Data to process -
** START **

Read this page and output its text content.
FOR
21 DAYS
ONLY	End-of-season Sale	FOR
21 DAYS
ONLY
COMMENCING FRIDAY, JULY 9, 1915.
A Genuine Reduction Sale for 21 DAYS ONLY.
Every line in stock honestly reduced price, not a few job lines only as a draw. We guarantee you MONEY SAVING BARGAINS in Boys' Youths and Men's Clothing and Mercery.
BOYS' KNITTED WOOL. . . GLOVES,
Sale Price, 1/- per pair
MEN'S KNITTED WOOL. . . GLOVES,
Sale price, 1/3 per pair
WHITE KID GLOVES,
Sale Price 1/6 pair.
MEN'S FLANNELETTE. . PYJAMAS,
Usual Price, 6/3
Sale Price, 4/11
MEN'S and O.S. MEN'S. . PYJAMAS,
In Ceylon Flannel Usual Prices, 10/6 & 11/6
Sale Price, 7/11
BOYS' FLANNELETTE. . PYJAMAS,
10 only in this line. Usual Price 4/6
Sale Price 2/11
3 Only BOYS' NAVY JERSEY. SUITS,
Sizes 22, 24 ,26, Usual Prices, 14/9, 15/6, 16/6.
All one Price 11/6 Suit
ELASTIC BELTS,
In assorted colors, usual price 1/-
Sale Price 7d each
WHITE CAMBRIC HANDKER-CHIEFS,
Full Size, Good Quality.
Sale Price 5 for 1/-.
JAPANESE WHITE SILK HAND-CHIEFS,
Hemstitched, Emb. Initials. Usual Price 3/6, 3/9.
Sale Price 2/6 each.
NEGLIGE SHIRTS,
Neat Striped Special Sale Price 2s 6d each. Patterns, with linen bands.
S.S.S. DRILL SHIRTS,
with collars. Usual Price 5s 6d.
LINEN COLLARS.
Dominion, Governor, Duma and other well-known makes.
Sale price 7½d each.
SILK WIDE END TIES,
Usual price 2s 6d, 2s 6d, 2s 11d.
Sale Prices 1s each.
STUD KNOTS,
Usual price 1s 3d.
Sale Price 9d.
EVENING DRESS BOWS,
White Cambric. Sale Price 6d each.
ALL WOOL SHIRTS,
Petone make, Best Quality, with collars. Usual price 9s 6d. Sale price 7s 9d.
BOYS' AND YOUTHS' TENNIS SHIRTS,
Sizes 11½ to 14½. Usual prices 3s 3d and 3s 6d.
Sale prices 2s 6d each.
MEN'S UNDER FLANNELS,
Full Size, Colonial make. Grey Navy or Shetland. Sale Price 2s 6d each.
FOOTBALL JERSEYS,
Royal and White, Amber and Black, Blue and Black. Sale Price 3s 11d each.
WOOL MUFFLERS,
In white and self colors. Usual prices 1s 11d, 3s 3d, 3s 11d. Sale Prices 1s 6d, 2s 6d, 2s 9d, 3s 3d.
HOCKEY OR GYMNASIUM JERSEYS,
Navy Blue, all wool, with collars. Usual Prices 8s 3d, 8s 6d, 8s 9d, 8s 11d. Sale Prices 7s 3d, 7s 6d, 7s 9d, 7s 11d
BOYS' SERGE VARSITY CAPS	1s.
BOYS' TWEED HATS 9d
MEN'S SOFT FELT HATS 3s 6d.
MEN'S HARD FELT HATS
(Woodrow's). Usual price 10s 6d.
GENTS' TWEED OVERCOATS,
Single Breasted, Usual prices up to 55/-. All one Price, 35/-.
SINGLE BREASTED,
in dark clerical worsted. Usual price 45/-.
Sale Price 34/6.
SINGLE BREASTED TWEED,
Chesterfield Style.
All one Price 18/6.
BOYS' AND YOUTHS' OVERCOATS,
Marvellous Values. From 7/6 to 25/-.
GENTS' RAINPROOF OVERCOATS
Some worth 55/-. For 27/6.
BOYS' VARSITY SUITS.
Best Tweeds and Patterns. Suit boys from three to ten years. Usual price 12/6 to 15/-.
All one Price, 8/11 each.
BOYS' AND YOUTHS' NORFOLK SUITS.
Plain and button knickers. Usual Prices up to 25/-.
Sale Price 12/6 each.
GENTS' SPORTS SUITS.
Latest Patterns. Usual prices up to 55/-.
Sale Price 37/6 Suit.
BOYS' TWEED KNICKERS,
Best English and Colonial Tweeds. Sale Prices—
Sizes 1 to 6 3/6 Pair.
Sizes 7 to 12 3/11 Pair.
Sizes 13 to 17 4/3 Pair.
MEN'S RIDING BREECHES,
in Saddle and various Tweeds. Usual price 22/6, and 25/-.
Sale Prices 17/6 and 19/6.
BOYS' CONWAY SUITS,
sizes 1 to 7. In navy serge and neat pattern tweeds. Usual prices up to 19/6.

** END **

What to do - Working from the material above, retype it in its entirety without change.

Full response -
Read this page and output its text content.
FOR
21 DAYS
ONLY	End-of-season Sale	FOR
21 DAYS
ONLY
COMMENCING FRIDAY, JULY 9, 1915.
A Genuine Reduction Sale for 21 DAYS ONLY.
Every line in stock honestly reduced price, not a few job lines only as a draw. We guarantee you MONEY SAVING BARGAINS in Boys' Youths and Men's Clothing and Mercery.
BOYS' KNITTED WOOL. . . GLOVES,
Sale Price, 1/- per pair
MEN'S KNITTED WOOL. . . GLOVES,
Sale price, 1/3 per pair
WHITE KID GLOVES,
Sale Price 1/6 pair.
MEN'S FLANNELETTE. . PYJAMAS,
Usual Price, 6/3
Sale Price, 4/11
MEN'S and O.S. MEN'S. . PYJAMAS,
In Ceylon Flannel Usual Prices, 10/6 & 11/6
Sale Price, 7/11
BOYS' FLANNELETTE. . PYJAMAS,
10 only in this line. Usual Price 4/6
Sale Price 2/11
3 Only BOYS' NAVY JERSEY. SUITS,
Sizes 22, 24 ,26, Usual Prices, 14/9, 15/6, 16/6.
All one Price 11/6 Suit
ELASTIC BELTS,
In assorted colors, usual price 1/-
Sale Price 7d each
WHITE CAMBRIC HANDKER-CHIEFS,
Full Size, Good Quality.
Sale Price 5 for 1/-.
JAPANESE WHITE SILK HAND-CHIEFS,
Hemstitched, Emb. Initials. Usual Price 3/6, 3/9.
Sale Price 2/6 each.
NEGLIGE SHIRTS,
Neat Striped Special Sale Price 2s 6d each. Patterns, with linen bands.
S.S.S. DRILL SHIRTS,
with collars. Usual Price 5s 6d.
LINEN COLLARS.
Dominion, Governor, Duma and other well-known makes.
Sale price 7½d each.
SILK WIDE END TIES,
Usual price 2s 6d, 2s 6d, 2s 11d.
Sale Prices 1s each.
STUD KNOTS,
Usual price 1s 3d.
Sale Price 9d.
EVENING DRESS BOWS,
White Cambric. Sale Price 6d each.
ALL WOOL SHIRTS,
Petone make, Best Quality, with collars. Usual price 9s 6d. Sale price 7s 9d.
BOYS' AND YOUTHS' TENNIS SHIRTS,
Sizes 11½ to 14½. Usual prices 3s 3d and 3s 6d.
Sale prices 2s 6d each.
MEN'S UNDER FLANNELS,
Full Size, Colonial make. Grey Navy or Shetland. Sale Price 2s 6d each.
FOOTBALL JERSEYS,
Royal and White, Amber and Black, Blue and Black. Sale Price 3s 11d each.
WOOL MUFFLERS,
In white and self colors. Usual prices 1s 11d, 3s 3d, 3s 11d. Sale Prices 1s 6d, 2s 6d, 2s 9d, 3s 3d.
HOCKEY OR GYMNASIUM JERSEYS,
Navy Blue, all wool, with collars. Usual Prices 8s 3d, 8s 6d, 8s 9d, 8s 11d. Sale Prices 7s 3d, 7s 6d, 7s 9d, 7s 11d
BOYS' SERGE VARSITY CAPS	1s.
BOYS' TWEED HATS 9d
MEN'S SOFT FELT HATS 3s 6d.
MEN'S HARD FELT HATS
(Woodrow's). Usual price 10s 6d.
GENTS' TWEED OVERCOATS,
Single Breasted, Usual prices up to 55/-. All one Price, 35/-.
SINGLE BREASTED,
in dark clerical worsted. Usual price 45/-.
Sale Price 34/6.
SINGLE BREASTED TWEED,
Chesterfield Style.
All one Price 18/6.
BOYS' AND YOUTHS' OVERCOATS,
Marvellous Values. From 7/6 to 25/-.
GENTS' RAINPROOF OVERCOATS
Some worth 55/-. For 27/6.
BOYS' VARSITY SUITS.
Best Tweeds and Patterns. Suit boys from three to ten years. Usual price 12/6 to 15/-.
All one Price, 8/11 each.
BOYS' AND YOUTHS' NORFOLK SUITS.
Plain and button knickers. Usual Prices up to 25/-.
Sale Price 12/6 each.
GENTS' SPORTS SUITS.
Latest Patterns. Usual prices up to 55/-.
Sale Price 37/6 Suit.
BOYS' TWEED KNICKERS,
Best English and Colonial Tweeds. Sale Prices—
Sizes 1 to 6 3/6 Pair.
Sizes 7 to 12 3/11 Pair.
Sizes 13 to 17 4/3 Pair.
MEN'S RIDING BREECHES,
in Saddle and various Tweeds. Usual price 22/6, and 25/-.
Sale Prices 17/6 and 19/6.
BOYS' CONWAY SUITS,
sizes 1 to 7. In navy serge and neat pattern tweeds. Usual prices up to 19/6.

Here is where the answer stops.